Instruction:
Carry none of the pictures over; set down the material below exactly.
## Start Given information
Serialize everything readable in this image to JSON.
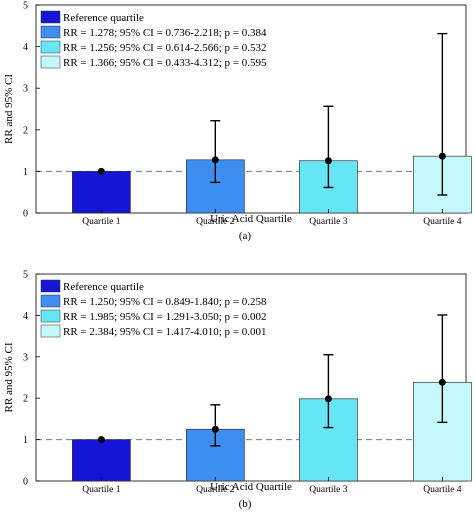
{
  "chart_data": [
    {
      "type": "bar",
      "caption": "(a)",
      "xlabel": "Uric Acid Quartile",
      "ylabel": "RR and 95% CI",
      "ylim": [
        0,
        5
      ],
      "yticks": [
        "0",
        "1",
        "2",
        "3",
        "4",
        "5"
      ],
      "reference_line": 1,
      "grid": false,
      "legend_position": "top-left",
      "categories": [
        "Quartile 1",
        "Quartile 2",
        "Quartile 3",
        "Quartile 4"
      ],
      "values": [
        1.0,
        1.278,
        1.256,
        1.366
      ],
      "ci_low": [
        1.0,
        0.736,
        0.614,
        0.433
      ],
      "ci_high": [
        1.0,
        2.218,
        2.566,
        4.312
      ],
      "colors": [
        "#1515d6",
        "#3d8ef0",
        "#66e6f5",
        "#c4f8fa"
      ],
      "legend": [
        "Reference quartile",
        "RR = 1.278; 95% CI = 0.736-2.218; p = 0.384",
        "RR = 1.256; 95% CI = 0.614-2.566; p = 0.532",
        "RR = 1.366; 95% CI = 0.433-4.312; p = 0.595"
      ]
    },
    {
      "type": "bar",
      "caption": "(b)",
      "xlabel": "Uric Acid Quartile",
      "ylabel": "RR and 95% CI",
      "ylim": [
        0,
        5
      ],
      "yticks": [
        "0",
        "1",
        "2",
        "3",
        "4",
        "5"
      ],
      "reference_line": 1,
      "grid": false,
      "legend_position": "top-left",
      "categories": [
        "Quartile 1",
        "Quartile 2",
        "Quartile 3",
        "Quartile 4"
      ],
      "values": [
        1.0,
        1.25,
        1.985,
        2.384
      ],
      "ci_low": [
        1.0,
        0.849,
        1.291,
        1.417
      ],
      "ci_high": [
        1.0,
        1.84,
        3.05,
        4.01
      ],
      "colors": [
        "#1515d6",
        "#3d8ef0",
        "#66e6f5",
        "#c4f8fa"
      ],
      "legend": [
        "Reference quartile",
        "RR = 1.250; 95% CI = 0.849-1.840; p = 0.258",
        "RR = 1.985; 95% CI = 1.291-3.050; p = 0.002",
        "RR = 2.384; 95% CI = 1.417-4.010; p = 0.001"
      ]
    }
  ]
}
## End Given information
Task response:
Serialize everything readable in this image to JSON.
{
  "chart_data": [
    {
      "type": "bar",
      "caption": "(a)",
      "xlabel": "Uric Acid Quartile",
      "ylabel": "RR and 95% CI",
      "ylim": [
        0,
        5
      ],
      "yticks": [
        "0",
        "1",
        "2",
        "3",
        "4",
        "5"
      ],
      "reference_line": 1,
      "grid": false,
      "legend_position": "top-left",
      "categories": [
        "Quartile 1",
        "Quartile 2",
        "Quartile 3",
        "Quartile 4"
      ],
      "values": [
        1.0,
        1.278,
        1.256,
        1.366
      ],
      "ci_low": [
        1.0,
        0.736,
        0.614,
        0.433
      ],
      "ci_high": [
        1.0,
        2.218,
        2.566,
        4.312
      ],
      "colors": [
        "#1515d6",
        "#3d8ef0",
        "#66e6f5",
        "#c4f8fa"
      ],
      "legend": [
        "Reference quartile",
        "RR = 1.278; 95% CI = 0.736-2.218; p = 0.384",
        "RR = 1.256; 95% CI = 0.614-2.566; p = 0.532",
        "RR = 1.366; 95% CI = 0.433-4.312; p = 0.595"
      ]
    },
    {
      "type": "bar",
      "caption": "(b)",
      "xlabel": "Uric Acid Quartile",
      "ylabel": "RR and 95% CI",
      "ylim": [
        0,
        5
      ],
      "yticks": [
        "0",
        "1",
        "2",
        "3",
        "4",
        "5"
      ],
      "reference_line": 1,
      "grid": false,
      "legend_position": "top-left",
      "categories": [
        "Quartile 1",
        "Quartile 2",
        "Quartile 3",
        "Quartile 4"
      ],
      "values": [
        1.0,
        1.25,
        1.985,
        2.384
      ],
      "ci_low": [
        1.0,
        0.849,
        1.291,
        1.417
      ],
      "ci_high": [
        1.0,
        1.84,
        3.05,
        4.01
      ],
      "colors": [
        "#1515d6",
        "#3d8ef0",
        "#66e6f5",
        "#c4f8fa"
      ],
      "legend": [
        "Reference quartile",
        "RR = 1.250; 95% CI = 0.849-1.840; p = 0.258",
        "RR = 1.985; 95% CI = 1.291-3.050; p = 0.002",
        "RR = 2.384; 95% CI = 1.417-4.010; p = 0.001"
      ]
    }
  ]
}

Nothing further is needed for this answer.